Stored records:
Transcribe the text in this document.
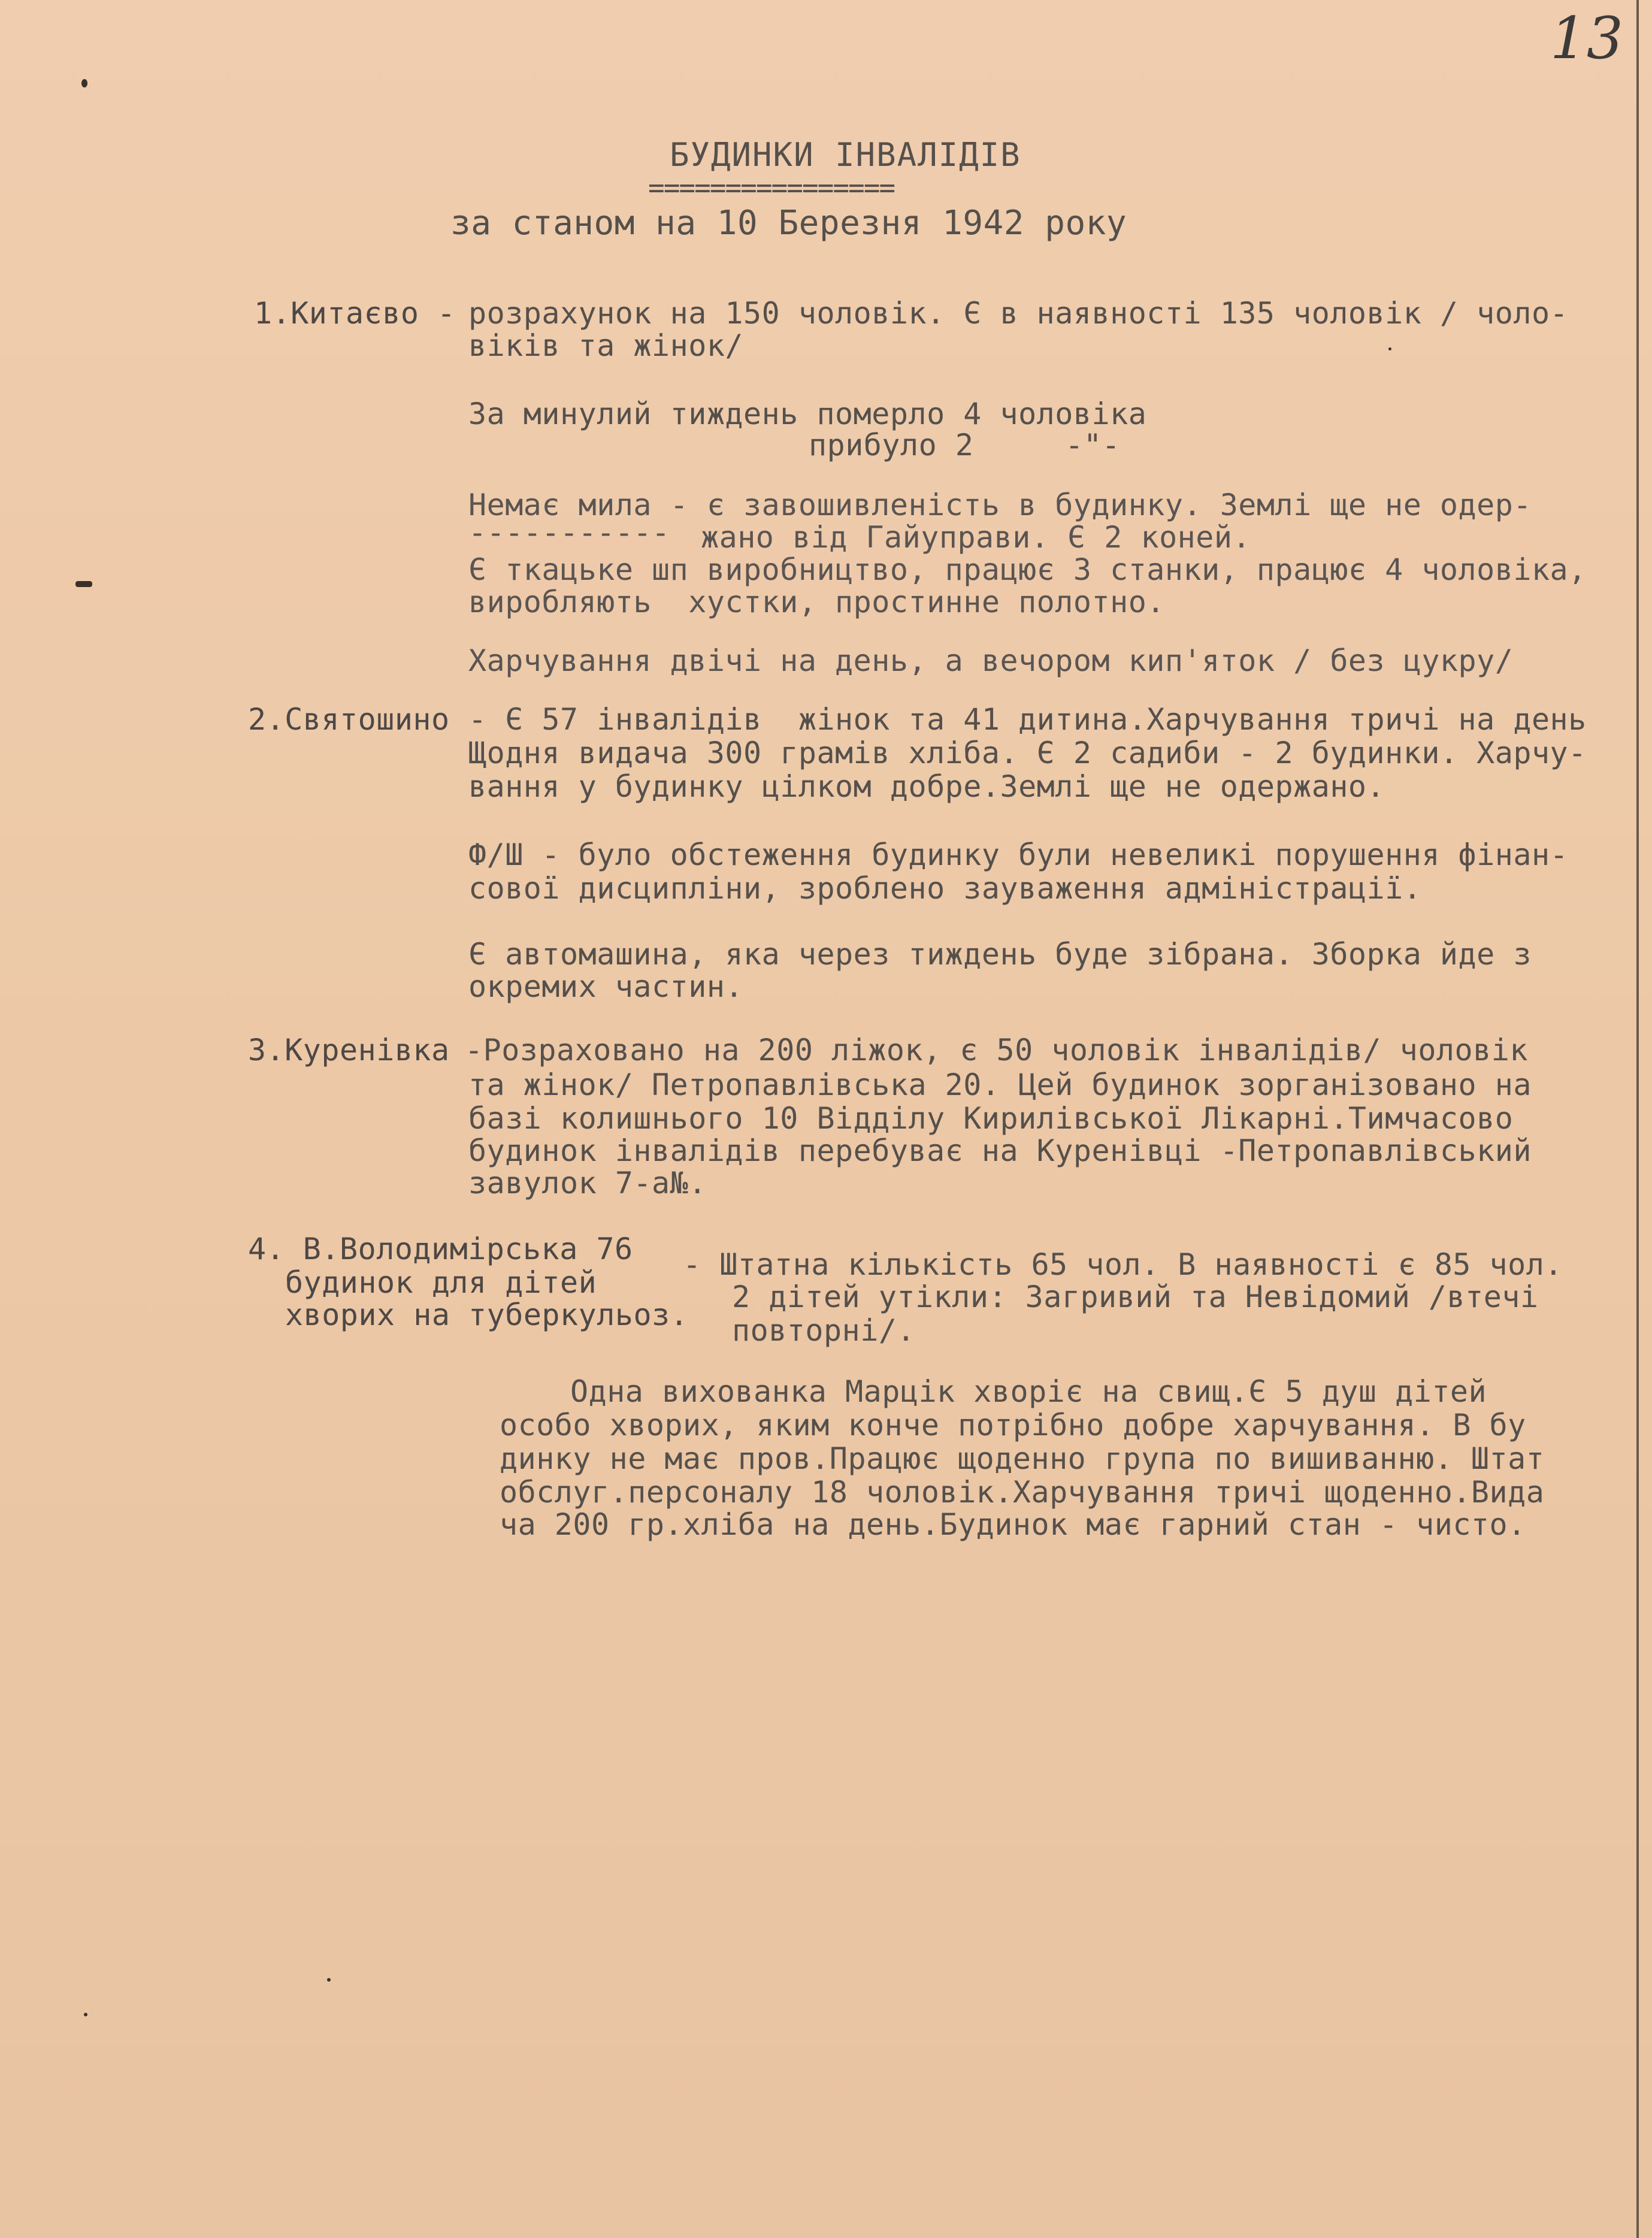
13
БУДИНКИ ІНВАЛІДІВ
================
за станом на 10 Березня 1942 року
1.Китаєво - розрахунок на 150 чоловік. Є в наявності 135 чоловік / чоло-
віків та жінок/
За минулий тиждень померло 4 чоловіка
прибуло 2     -"-
Немає мила - є завошивленість в будинку. Землі ще не одер-
----------- жано від Гайуправи. Є 2 коней.
Є ткацьке шп виробництво, працює 3 станки, працює 4 чоловіка,
виробляють  хустки, простинне полотно.
Харчування двічі на день, а вечором кип'яток / без цукру/
2.Святошино - Є 57 інвалідів  жінок та 41 дитина.Харчування тричі на день
Щодня видача 300 грамів хліба. Є 2 садиби - 2 будинки. Харчу-
вання у будинку цілком добре.Землі ще не одержано.
Ф/Ш - було обстеження будинку були невеликі порушення фінан-
сової дисципліни, зроблено зауваження адміністрації.
Є автомашина, яка через тиждень буде зібрана. Зборка йде з
окремих частин.
3.Куренівка -Розраховано на 200 ліжок, є 50 чоловік інвалідів/ чоловік
та жінок/ Петропавлівська 20. Цей будинок зорганізовано на
базі колишнього 10 Відділу Кирилівської Лікарні.Тимчасово
будинок інвалідів перебуває на Куренівці -Петропавлівський
завулок 7-а№.
4. В.Володимірська 76
будинок для дітей
хворих на туберкульоз.
- Штатна кількість 65 чол. В наявності є 85 чол.
2 дітей утікли: Загривий та Невідомий /втечі
повторні/.
Одна вихованка Марцік хворіє на свищ.Є 5 душ дітей
особо хворих, яким конче потрібно добре харчування. В бу
динку не має пров.Працює щоденно група по вишиванню. Штат
обслуг.персоналу 18 чоловік.Харчування тричі щоденно.Вида
ча 200 гр.хліба на день.Будинок має гарний стан - чисто.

EXERCISE INSTRUCTIONS:
Write out the listing word for word, omitting the pictures it holds.

REPLY:
Transcribe the text in this document.
13
БУДИНКИ ІНВАЛІДІВ
================
за станом на 10 Березня 1942 року
1.Китаєво - розрахунок на 150 чоловік. Є в наявності 135 чоловік / чоло-
віків та жінок/
За минулий тиждень померло 4 чоловіка
прибуло 2     -"-
Немає мила - є завошивленість в будинку. Землі ще не одер-
----------- жано від Гайуправи. Є 2 коней.
Є ткацьке шп виробництво, працює 3 станки, працює 4 чоловіка,
виробляють  хустки, простинне полотно.
Харчування двічі на день, а вечором кип'яток / без цукру/
2.Святошино - Є 57 інвалідів  жінок та 41 дитина.Харчування тричі на день
Щодня видача 300 грамів хліба. Є 2 садиби - 2 будинки. Харчу-
вання у будинку цілком добре.Землі ще не одержано.
Ф/Ш - було обстеження будинку були невеликі порушення фінан-
сової дисципліни, зроблено зауваження адміністрації.
Є автомашина, яка через тиждень буде зібрана. Зборка йде з
окремих частин.
3.Куренівка -Розраховано на 200 ліжок, є 50 чоловік інвалідів/ чоловік
та жінок/ Петропавлівська 20. Цей будинок зорганізовано на
базі колишнього 10 Відділу Кирилівської Лікарні.Тимчасово
будинок інвалідів перебуває на Куренівці -Петропавлівський
завулок 7-а№.
4. В.Володимірська 76
будинок для дітей
хворих на туберкульоз.
- Штатна кількість 65 чол. В наявності є 85 чол.
2 дітей утікли: Загривий та Невідомий /втечі
повторні/.
Одна вихованка Марцік хворіє на свищ.Є 5 душ дітей
особо хворих, яким конче потрібно добре харчування. В бу
динку не має пров.Працює щоденно група по вишиванню. Штат
обслуг.персоналу 18 чоловік.Харчування тричі щоденно.Вида
ча 200 гр.хліба на день.Будинок має гарний стан - чисто.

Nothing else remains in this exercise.